--- START OF PAGE TEXT ---

The Blackhawks‘ otherwise shoddy defense catches up with them on the penalty kill, where their 77.1% success rate ties for fourth-worst in the league. Hjalmarsson continues to be a stud when his club is down a man, as his 34 shorthanded blocks nearly double the total of second-place Brent Seabrook‘s, but they are the only two players with more than a dozen penalty kill blocks to their credit. I wouldn’t be surprised if Stan Bowman makes a move for another blueliner before the fast-approaching trade deadline.

Playing host this evening are the 39-13-6 Wild, the second-best team in the NHL and best in the West. Winners of their past two games, Minnesota seems dead-set on eclipsing the 48-26-8 mark set by the 2006-07 team, and all signs are pointing towards them doing just that. Of course, they’ll also have intentions of getting past the Western Quarterfinals where that team fell, but that’s a bridge they’ll cross when they get to it.

--- END OF PAGE TEXT ---

# TASKS AND EXERCISES
A) List every person the hockey preview names.
B) Continue the hockey preview from where it stops.

--- START OF DATA LINES ---

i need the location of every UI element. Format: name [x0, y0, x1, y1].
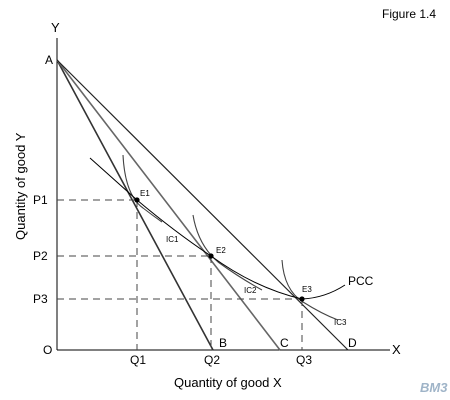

--- END OF DATA LINES ---

# PER-TASK ANSWERS
A) Hjalmarsson, Brent Seabrook, Stan Bowman

B)
In the meantime, Minnesota will continue to play the stellar defensive hockey that has gotten it to this point. Spearheading that effort is 32-10-3 Devan Dubnyk. That impressive record is no mistake, as his .934 save percentage and 1.97 GAA are both tops in the league.

Dubnyk’s play is made only more impressive by the fact that he has a below average defense playing in front of him. Even with Jared Spurgeon‘s team-leading 106 shot blocks, the Wild still allow 30.9 shots-against-per-game, which ties for 10th-worst in the NHL.

Say what you want about Minnesota‘s defense, but it certainly knows when to clamp down. Thanks in part to Spurgeon’s team-leading 15 shorthanded blocks, the Wild play the 10th-best penalty kill in the game, successful on 82.9% of opportunities.

To make matters worse for the opposition, the power play is absolutely exceptional. The best in the West, Minnesota ranks fourth in the league with a 21.9% success rate with the extra man. That effort is headed by Mikael Granlund and his 15 power play points, but the real skater Crawford needs to keep an eye on is Nino Niederreiter, as he’s scored eight times with the man-advantage.

Thanks to forcing overtime the last time these two teams met on February 8, the Wild have a one-point edge over Chicago in the season series between these clubs. When Minnesota visited the United Center on January 15, they won 3-2.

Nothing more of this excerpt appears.